* begin Data in this exercise *
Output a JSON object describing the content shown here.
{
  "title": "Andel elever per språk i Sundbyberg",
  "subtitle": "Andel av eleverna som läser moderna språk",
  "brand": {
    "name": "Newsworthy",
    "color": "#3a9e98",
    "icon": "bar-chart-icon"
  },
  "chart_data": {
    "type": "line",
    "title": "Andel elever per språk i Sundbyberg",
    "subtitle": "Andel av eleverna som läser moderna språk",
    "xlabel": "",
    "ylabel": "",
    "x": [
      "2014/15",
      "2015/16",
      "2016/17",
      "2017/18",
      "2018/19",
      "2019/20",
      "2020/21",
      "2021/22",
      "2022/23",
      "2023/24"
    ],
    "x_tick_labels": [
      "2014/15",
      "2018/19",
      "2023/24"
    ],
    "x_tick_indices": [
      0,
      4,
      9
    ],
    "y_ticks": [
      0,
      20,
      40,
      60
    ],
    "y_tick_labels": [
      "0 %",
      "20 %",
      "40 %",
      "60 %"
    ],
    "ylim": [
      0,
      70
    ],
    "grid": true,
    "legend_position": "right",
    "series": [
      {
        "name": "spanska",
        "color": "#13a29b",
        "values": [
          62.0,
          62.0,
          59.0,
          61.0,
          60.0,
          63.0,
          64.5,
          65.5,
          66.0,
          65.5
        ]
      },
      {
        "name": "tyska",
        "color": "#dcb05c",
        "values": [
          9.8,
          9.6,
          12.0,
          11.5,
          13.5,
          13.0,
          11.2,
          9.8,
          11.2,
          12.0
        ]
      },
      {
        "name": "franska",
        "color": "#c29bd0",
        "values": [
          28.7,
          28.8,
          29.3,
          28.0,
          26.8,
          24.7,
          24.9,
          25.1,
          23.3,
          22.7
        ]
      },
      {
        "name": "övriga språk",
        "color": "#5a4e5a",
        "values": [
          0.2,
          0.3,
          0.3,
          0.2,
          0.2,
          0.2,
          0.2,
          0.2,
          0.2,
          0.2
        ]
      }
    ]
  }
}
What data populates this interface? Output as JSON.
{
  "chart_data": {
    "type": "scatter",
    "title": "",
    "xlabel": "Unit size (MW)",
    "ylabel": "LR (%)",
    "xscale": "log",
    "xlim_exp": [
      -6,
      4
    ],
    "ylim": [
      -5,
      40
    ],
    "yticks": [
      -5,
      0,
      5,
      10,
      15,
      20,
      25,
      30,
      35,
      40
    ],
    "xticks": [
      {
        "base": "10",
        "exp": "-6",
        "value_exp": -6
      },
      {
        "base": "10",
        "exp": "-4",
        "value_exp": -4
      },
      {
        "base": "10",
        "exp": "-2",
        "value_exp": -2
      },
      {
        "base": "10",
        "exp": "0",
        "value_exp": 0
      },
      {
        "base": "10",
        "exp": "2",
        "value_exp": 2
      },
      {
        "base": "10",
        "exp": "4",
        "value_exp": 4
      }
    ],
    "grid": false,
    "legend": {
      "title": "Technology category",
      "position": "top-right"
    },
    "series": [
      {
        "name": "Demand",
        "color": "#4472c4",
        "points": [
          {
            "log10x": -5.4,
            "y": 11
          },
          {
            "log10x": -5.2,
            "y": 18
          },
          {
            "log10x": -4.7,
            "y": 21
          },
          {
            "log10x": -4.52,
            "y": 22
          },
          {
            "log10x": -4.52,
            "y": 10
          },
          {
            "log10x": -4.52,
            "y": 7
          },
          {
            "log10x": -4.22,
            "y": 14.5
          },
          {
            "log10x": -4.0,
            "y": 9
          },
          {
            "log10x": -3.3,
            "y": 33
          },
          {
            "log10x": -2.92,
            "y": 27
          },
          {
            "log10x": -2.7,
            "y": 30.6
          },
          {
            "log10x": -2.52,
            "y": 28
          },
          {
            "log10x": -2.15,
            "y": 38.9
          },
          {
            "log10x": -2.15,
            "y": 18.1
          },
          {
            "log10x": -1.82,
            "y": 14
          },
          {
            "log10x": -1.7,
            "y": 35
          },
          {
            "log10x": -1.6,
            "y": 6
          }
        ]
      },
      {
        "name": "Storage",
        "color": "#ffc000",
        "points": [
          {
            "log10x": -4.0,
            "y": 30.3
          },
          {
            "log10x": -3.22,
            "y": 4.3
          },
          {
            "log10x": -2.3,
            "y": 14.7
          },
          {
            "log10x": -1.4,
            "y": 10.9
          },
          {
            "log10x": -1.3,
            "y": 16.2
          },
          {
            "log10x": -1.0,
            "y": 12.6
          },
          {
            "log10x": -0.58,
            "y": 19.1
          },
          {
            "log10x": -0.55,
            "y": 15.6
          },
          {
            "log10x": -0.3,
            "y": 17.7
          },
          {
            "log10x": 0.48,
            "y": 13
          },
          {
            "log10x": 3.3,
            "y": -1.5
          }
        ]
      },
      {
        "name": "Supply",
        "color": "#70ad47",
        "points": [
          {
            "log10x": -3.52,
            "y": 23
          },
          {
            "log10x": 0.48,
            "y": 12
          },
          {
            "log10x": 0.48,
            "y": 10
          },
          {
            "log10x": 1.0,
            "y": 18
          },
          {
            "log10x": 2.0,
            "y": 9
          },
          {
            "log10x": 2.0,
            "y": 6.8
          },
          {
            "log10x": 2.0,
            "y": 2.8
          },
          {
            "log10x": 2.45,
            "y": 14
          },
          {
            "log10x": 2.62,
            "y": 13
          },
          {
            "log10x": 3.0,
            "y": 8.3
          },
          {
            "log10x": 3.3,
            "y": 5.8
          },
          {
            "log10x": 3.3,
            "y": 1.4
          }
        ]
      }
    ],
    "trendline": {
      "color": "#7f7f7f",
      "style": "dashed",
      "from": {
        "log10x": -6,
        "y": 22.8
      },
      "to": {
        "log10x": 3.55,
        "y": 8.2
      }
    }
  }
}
* end Data in this exercise *
What is needed
Select every line of the material above holding the word "språk" and copy it.

Solved problem
  "title": "Andel elever per språk i Sundbyberg",
  "subtitle": "Andel av eleverna som läser moderna språk",
    "title": "Andel elever per språk i Sundbyberg",
    "subtitle": "Andel av eleverna som läser moderna språk",
        "name": "övriga språk",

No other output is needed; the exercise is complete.